### Directions for this task
Among the records that follow, count the lines with the string "visible"; report only that count.

— begin Excerpted records —

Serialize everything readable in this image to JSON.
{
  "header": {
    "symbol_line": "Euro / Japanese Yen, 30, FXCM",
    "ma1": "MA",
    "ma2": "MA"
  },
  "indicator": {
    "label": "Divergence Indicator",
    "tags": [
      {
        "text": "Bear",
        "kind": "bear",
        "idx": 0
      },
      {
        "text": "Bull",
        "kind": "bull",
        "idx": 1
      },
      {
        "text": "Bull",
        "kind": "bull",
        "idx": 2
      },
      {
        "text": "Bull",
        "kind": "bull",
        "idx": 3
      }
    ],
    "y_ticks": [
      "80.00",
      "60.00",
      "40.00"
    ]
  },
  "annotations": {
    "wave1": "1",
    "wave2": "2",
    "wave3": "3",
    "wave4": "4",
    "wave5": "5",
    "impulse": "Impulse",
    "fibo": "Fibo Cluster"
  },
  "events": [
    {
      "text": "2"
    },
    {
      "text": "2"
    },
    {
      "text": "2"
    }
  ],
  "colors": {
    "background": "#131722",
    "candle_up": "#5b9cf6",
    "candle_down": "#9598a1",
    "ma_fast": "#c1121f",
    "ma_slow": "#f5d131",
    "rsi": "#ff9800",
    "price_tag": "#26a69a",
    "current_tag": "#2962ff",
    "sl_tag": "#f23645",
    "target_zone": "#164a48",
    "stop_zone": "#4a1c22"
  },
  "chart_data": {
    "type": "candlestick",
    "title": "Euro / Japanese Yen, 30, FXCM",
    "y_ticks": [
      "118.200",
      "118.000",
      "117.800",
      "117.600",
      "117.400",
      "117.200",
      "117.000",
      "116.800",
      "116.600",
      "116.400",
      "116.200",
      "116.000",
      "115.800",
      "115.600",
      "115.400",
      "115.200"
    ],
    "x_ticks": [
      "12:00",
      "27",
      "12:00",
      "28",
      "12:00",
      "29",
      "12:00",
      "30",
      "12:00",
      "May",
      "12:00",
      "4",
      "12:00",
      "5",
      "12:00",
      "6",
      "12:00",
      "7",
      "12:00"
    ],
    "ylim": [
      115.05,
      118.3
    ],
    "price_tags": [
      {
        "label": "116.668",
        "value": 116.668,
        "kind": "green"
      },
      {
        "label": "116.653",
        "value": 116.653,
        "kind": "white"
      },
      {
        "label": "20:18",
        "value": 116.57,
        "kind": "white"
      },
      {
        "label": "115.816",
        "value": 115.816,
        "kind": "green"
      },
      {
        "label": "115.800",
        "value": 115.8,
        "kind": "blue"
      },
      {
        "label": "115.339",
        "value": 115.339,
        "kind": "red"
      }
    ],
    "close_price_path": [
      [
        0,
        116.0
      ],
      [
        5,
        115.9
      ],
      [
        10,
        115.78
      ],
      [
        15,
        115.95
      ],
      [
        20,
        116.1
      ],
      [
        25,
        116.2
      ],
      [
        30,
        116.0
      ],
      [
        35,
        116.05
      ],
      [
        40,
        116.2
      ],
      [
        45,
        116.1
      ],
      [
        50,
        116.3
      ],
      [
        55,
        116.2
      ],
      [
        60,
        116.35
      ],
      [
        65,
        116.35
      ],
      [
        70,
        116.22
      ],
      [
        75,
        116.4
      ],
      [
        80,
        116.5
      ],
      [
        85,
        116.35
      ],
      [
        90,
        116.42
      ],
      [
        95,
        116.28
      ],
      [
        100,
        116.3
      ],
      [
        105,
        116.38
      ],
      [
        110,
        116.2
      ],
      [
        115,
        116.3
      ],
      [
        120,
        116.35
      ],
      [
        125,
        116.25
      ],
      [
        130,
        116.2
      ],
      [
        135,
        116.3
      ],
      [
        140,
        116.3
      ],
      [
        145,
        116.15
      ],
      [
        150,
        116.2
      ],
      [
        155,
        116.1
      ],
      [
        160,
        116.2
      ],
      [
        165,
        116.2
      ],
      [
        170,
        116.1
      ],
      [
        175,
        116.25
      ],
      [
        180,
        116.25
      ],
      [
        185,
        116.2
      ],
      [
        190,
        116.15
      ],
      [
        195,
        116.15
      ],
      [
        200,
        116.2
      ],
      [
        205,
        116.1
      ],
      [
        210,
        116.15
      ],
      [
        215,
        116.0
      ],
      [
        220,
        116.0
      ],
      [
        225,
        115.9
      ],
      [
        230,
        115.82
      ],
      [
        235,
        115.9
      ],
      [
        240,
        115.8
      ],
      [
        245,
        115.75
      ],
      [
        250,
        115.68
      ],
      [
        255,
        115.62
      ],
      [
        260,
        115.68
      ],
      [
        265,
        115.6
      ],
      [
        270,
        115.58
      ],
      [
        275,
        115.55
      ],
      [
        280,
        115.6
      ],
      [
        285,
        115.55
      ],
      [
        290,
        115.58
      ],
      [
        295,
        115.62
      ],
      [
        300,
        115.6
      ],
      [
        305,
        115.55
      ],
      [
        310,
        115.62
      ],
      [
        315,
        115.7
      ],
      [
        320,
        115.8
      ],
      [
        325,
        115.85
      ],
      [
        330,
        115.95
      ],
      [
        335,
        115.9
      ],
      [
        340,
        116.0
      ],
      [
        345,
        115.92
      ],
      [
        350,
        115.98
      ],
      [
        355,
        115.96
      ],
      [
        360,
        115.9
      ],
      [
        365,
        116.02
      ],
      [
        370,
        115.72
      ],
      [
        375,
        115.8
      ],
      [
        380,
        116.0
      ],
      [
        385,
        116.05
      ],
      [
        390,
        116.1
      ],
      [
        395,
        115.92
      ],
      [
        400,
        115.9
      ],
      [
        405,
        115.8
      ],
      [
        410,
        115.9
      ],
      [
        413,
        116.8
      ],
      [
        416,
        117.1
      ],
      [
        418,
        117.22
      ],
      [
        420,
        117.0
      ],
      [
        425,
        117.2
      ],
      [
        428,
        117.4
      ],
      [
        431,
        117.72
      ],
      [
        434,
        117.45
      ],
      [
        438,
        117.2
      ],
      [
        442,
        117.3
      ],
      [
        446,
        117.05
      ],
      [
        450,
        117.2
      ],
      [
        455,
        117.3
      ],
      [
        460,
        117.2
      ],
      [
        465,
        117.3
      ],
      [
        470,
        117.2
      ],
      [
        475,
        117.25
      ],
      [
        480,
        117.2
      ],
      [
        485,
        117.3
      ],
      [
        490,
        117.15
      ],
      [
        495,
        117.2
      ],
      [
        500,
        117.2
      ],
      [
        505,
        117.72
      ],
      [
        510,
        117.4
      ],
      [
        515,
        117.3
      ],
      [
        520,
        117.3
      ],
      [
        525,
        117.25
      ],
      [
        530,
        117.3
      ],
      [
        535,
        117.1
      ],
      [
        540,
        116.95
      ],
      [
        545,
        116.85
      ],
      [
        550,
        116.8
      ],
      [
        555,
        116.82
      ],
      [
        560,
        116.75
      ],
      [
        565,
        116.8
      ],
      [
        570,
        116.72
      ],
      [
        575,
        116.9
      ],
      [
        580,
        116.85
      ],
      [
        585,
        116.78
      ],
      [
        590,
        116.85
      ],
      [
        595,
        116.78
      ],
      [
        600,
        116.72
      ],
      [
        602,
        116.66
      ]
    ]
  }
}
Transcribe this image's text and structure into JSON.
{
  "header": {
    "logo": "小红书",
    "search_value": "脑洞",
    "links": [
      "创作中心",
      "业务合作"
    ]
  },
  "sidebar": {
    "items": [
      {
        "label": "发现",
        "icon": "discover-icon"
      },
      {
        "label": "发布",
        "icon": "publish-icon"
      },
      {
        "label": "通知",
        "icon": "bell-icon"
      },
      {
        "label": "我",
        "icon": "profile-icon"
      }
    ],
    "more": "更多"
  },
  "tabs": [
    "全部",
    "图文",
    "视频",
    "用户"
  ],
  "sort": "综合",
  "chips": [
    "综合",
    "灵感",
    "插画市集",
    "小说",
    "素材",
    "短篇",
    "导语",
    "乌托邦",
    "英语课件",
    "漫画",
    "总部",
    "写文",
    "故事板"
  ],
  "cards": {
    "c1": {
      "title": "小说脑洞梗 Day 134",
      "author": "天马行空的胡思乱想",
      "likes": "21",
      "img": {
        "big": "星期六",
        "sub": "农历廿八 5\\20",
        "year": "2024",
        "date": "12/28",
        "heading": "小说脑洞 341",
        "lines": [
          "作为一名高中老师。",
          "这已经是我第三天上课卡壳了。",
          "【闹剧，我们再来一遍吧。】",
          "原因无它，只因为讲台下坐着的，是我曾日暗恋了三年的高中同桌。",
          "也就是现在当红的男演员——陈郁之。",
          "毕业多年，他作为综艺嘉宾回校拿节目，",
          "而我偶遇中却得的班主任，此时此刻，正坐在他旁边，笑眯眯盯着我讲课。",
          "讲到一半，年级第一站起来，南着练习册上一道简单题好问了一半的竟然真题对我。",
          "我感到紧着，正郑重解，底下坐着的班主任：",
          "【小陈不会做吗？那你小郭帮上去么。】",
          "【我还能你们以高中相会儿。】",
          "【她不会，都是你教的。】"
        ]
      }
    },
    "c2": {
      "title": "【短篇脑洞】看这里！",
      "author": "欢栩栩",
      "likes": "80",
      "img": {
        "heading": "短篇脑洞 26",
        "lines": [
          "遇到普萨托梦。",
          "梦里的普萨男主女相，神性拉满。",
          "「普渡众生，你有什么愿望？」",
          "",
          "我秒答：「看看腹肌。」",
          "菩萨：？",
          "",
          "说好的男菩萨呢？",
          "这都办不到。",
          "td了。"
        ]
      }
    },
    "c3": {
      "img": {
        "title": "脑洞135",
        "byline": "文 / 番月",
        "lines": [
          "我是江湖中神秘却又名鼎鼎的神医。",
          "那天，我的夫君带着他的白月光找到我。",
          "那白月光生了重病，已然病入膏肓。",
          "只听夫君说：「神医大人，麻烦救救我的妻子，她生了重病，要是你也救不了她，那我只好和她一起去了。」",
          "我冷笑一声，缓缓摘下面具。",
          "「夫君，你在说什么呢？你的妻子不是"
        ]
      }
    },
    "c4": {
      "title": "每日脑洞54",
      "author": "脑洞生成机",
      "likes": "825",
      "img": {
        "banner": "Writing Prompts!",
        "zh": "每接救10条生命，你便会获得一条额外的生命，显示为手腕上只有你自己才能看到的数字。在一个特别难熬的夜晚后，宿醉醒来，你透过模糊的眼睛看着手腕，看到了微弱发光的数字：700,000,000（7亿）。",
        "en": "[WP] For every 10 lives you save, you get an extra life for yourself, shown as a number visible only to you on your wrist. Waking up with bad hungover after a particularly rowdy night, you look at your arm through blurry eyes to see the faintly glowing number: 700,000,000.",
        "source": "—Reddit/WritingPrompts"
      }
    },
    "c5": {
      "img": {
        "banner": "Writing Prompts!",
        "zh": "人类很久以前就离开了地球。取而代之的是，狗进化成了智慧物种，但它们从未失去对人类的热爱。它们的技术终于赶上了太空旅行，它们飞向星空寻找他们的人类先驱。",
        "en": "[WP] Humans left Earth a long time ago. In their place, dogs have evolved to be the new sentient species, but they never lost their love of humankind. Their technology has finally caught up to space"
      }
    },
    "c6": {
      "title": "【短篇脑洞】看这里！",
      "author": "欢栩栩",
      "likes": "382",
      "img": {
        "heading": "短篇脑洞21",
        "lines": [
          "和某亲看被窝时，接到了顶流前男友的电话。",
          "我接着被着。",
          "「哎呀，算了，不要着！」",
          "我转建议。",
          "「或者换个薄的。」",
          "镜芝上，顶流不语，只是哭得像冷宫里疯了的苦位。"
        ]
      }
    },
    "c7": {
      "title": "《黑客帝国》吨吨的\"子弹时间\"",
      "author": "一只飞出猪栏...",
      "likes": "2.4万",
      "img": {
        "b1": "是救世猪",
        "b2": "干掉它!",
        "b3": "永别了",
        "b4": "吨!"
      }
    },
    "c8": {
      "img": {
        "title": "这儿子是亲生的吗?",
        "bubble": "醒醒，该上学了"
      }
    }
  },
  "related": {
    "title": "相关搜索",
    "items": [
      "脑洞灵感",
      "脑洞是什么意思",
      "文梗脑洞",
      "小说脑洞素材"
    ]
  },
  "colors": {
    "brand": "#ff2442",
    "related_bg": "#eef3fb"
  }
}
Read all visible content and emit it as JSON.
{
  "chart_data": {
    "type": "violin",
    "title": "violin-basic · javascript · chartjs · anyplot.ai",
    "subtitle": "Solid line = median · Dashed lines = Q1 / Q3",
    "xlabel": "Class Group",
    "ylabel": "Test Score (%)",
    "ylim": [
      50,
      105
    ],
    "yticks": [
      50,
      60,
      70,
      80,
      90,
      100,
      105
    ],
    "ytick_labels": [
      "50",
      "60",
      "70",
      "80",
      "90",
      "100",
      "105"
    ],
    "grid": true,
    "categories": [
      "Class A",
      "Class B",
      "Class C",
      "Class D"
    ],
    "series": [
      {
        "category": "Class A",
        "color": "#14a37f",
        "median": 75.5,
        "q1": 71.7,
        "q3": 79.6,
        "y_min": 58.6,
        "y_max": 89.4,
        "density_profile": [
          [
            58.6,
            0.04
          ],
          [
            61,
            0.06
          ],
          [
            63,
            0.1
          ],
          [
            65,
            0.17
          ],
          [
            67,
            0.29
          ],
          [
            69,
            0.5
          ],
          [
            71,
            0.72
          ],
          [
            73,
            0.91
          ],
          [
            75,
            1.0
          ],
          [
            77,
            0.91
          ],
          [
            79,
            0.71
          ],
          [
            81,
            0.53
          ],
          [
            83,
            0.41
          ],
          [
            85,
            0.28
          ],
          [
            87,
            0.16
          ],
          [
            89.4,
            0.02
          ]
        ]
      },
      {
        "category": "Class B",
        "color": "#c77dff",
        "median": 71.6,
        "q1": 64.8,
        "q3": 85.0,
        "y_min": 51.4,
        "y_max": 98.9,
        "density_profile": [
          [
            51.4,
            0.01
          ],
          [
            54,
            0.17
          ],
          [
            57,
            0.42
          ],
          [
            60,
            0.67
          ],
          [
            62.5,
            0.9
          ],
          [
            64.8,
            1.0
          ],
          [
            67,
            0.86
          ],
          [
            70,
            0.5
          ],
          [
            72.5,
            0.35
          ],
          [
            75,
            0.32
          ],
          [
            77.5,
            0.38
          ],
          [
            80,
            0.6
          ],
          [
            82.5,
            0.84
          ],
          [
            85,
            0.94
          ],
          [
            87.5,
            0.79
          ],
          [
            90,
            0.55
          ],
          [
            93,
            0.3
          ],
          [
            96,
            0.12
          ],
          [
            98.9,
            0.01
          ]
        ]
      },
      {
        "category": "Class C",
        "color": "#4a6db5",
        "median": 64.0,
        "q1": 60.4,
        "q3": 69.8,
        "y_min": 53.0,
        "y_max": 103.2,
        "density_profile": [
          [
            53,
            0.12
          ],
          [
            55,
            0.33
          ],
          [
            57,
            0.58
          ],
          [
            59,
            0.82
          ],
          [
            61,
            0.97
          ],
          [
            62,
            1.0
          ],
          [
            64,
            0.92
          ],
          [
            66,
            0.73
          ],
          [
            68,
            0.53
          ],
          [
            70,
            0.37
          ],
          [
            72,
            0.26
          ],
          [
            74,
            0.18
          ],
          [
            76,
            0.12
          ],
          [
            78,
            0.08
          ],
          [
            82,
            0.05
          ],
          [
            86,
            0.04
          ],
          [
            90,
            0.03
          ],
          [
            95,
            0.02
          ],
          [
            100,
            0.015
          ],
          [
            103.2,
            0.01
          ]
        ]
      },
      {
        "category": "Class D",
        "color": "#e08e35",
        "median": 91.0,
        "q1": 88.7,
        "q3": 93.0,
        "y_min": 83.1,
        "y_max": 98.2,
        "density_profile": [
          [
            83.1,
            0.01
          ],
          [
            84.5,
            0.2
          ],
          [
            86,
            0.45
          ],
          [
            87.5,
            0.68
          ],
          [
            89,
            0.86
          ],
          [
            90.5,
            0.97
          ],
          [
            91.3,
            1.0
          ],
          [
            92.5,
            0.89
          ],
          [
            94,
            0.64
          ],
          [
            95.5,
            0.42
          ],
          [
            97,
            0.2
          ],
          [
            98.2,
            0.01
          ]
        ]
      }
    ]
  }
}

— end Excerpted records —

### Answer
2